* [Objective]: Check each line of the material below for "data", then copy the ones that contain it.

'''

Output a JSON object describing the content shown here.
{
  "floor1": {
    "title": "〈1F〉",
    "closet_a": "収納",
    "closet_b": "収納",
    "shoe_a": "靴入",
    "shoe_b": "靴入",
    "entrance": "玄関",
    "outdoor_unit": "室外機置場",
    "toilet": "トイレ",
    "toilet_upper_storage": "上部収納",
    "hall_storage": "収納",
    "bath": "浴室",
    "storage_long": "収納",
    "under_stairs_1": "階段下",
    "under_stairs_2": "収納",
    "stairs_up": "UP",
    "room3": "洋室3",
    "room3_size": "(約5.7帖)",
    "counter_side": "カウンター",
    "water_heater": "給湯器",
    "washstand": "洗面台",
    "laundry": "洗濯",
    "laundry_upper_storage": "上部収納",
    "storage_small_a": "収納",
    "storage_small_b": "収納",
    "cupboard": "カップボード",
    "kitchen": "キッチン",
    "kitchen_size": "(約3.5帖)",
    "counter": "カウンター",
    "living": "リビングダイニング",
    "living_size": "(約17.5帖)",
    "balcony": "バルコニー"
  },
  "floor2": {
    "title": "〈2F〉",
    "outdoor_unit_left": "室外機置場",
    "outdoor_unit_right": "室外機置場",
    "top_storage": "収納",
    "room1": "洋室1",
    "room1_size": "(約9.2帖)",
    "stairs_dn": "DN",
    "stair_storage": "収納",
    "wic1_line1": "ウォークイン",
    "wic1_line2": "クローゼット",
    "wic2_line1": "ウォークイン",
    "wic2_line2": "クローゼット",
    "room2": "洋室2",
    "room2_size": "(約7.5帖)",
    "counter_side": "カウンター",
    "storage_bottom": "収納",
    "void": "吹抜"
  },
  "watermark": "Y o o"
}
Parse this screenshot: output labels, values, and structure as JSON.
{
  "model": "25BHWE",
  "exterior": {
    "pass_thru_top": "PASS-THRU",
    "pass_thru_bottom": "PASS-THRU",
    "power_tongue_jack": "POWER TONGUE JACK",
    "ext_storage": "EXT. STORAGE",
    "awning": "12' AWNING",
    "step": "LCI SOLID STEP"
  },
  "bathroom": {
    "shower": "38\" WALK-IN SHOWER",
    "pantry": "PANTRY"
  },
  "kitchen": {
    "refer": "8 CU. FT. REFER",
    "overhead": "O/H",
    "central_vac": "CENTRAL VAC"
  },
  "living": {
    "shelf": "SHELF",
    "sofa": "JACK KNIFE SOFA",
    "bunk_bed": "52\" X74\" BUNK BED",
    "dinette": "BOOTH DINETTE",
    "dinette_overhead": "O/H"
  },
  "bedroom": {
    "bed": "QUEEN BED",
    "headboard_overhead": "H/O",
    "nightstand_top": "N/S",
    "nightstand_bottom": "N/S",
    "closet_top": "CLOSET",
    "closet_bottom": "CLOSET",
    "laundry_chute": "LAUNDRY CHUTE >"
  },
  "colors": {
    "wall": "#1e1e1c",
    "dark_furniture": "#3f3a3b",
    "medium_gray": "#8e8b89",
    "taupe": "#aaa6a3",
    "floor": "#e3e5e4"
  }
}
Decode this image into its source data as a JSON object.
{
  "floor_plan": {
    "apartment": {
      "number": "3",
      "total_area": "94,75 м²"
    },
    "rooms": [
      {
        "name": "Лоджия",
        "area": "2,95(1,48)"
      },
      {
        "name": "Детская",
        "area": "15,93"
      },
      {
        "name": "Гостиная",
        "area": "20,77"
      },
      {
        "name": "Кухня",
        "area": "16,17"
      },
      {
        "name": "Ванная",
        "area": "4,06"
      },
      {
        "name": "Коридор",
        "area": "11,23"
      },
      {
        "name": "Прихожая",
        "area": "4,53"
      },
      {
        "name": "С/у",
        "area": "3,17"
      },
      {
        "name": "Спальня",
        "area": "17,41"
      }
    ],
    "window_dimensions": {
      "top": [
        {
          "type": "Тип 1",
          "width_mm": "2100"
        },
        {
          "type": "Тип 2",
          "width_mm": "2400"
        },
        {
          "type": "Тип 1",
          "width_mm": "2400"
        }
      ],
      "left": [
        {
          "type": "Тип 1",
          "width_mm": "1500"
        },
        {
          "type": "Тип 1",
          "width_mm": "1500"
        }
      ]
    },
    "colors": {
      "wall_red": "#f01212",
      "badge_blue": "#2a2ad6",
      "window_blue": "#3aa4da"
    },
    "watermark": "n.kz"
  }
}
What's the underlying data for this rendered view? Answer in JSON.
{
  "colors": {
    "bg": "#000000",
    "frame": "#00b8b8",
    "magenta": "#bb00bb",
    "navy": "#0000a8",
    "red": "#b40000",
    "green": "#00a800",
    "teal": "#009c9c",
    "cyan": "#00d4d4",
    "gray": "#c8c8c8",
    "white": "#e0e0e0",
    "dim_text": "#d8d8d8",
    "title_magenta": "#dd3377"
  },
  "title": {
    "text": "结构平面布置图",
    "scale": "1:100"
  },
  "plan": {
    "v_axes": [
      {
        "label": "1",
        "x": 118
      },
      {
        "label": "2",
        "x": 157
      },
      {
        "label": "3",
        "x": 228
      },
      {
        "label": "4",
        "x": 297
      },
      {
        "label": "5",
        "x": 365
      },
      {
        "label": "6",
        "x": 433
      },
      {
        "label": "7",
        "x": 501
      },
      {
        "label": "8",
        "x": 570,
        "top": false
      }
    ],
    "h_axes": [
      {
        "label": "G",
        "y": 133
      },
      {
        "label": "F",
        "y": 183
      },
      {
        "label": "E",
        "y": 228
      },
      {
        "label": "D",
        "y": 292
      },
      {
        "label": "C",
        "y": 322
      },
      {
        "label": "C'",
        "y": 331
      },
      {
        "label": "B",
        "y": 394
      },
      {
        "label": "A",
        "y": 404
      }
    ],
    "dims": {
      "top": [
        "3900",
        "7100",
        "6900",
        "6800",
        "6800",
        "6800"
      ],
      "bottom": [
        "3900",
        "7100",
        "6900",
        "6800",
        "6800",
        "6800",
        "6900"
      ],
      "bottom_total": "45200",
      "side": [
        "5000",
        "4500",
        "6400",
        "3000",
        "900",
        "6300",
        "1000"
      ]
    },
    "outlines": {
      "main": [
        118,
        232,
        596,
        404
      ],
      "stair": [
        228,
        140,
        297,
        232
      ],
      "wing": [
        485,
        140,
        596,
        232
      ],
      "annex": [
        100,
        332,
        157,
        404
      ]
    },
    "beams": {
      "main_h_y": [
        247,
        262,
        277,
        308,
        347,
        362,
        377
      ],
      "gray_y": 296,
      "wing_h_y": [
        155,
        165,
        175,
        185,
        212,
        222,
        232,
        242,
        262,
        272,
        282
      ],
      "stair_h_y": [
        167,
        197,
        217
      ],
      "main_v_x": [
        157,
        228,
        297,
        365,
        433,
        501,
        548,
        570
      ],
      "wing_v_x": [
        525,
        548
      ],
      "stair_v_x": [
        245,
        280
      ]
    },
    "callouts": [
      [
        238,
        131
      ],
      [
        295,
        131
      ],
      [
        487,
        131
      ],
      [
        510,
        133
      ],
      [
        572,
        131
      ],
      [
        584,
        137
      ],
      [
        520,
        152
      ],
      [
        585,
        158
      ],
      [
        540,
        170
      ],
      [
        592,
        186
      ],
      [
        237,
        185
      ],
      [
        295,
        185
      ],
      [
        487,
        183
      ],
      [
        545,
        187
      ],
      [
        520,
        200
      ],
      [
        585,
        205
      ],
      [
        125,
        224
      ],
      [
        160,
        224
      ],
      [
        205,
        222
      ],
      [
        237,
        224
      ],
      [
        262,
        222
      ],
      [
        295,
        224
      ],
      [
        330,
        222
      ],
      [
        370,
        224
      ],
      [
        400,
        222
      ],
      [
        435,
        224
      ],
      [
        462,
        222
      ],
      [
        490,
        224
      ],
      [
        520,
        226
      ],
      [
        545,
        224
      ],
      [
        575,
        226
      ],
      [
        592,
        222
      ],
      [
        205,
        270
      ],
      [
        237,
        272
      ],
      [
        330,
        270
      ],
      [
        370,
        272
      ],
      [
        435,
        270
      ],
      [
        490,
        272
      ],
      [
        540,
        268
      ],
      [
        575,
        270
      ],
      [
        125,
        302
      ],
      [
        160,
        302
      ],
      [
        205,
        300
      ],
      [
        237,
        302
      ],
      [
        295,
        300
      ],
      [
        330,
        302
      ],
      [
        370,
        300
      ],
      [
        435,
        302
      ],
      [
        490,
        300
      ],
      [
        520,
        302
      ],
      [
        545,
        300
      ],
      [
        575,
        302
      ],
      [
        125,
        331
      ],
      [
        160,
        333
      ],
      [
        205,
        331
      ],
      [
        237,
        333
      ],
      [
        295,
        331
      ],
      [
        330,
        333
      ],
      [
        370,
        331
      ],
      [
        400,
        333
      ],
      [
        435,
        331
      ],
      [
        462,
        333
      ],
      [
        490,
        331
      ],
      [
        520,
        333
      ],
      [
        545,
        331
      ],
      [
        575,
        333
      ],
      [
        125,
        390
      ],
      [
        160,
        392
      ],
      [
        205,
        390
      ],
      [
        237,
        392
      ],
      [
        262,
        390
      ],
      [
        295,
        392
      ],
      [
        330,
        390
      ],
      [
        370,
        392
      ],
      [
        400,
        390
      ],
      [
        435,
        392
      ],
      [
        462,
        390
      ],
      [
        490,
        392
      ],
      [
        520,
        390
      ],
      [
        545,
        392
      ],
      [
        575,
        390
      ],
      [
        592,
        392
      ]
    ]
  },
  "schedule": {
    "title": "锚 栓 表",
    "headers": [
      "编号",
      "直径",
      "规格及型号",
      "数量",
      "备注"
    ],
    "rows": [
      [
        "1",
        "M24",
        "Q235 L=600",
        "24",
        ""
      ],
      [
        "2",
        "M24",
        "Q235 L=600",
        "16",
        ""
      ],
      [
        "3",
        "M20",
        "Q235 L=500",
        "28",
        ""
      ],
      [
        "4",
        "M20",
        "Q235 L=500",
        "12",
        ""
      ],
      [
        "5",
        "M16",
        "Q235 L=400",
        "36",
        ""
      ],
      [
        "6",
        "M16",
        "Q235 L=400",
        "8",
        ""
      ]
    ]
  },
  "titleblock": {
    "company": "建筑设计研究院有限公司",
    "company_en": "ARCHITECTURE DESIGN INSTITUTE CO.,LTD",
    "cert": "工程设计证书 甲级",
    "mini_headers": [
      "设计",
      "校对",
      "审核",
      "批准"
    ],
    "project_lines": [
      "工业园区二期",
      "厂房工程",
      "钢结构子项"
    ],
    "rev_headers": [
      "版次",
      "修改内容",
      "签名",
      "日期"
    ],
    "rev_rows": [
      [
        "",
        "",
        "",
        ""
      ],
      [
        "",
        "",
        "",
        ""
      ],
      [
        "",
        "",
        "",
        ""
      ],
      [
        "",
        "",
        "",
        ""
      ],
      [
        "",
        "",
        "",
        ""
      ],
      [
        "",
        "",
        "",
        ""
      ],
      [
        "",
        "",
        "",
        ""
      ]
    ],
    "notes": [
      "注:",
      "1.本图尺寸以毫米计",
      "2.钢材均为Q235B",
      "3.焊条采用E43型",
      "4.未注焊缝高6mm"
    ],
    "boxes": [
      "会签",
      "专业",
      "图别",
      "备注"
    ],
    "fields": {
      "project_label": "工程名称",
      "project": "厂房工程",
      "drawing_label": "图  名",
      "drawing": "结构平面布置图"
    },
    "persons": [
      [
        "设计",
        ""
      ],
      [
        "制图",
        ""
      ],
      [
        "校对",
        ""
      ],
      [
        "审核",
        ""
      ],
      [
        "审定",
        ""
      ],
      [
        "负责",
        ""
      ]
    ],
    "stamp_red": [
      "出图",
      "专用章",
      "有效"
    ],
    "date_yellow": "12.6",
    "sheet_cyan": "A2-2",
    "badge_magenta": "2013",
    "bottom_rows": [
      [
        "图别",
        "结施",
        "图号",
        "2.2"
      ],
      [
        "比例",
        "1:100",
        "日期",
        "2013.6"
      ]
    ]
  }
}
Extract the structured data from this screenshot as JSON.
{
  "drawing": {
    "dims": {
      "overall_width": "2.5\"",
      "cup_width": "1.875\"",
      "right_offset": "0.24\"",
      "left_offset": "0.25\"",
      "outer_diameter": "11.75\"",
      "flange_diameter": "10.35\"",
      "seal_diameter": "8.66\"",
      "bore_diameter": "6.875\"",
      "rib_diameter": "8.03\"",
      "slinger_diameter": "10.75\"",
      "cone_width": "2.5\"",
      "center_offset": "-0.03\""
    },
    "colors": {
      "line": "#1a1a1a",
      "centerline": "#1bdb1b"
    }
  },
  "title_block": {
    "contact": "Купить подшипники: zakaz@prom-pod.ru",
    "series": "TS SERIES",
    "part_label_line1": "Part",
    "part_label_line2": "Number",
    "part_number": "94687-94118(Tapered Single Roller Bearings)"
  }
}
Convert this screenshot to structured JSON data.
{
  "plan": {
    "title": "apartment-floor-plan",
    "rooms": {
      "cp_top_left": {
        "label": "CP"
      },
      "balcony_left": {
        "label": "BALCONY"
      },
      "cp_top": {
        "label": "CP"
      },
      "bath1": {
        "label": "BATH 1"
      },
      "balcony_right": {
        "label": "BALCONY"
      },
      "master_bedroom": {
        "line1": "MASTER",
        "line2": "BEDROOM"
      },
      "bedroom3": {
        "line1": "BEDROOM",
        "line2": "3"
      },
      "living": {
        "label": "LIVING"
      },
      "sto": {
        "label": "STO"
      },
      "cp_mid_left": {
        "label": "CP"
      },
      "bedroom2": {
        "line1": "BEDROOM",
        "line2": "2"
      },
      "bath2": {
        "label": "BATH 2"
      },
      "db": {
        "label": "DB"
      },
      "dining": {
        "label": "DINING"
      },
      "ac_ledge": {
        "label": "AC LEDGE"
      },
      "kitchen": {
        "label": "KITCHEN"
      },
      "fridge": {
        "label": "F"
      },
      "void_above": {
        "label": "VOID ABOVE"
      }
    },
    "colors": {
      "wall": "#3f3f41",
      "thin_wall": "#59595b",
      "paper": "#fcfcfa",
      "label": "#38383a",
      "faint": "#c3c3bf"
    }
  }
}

'''

* [Result for this exercise]:
Decode this image into its source data as a JSON object.
What's the underlying data for this rendered view? Answer in JSON.
Extract the structured data from this screenshot as JSON.
Convert this screenshot to structured JSON data.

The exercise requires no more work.